#### Requirements:
Repeat all of the data precisely.

#### Records to use:
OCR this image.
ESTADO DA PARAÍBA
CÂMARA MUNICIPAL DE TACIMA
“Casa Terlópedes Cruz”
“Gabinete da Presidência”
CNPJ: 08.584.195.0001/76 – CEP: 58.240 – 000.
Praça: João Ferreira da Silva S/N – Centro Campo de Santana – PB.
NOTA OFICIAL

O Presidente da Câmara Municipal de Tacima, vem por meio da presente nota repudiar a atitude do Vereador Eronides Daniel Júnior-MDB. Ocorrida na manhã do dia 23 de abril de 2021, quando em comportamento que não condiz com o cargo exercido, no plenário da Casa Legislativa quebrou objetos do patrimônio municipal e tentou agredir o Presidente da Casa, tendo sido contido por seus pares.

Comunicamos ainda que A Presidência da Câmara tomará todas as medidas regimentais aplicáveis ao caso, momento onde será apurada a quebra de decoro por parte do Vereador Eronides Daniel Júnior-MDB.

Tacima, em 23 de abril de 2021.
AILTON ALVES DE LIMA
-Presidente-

#### Result for this task:
OCR this image.
ESTADO DA PARAÍBA
CÂMARA MUNICIPAL DE TACIMA
“Casa Terlópedes Cruz”
“Gabinete da Presidência”
CNPJ: 08.584.195.0001/76 – CEP: 58.240 – 000.
Praça: João Ferreira da Silva S/N – Centro Campo de Santana – PB.
NOTA OFICIAL

O Presidente da Câmara Municipal de Tacima, vem por meio da presente nota repudiar a atitude do Vereador Eronides Daniel Júnior-MDB. Ocorrida na manhã do dia 23 de abril de 2021, quando em comportamento que não condiz com o cargo exercido, no plenário da Casa Legislativa quebrou objetos do patrimônio municipal e tentou agredir o Presidente da Casa, tendo sido contido por seus pares.

Comunicamos ainda que A Presidência da Câmara tomará todas as medidas regimentais aplicáveis ao caso, momento onde será apurada a quebra de decoro por parte do Vereador Eronides Daniel Júnior-MDB.

Tacima, em 23 de abril de 2021.
AILTON ALVES DE LIMA
-Presidente-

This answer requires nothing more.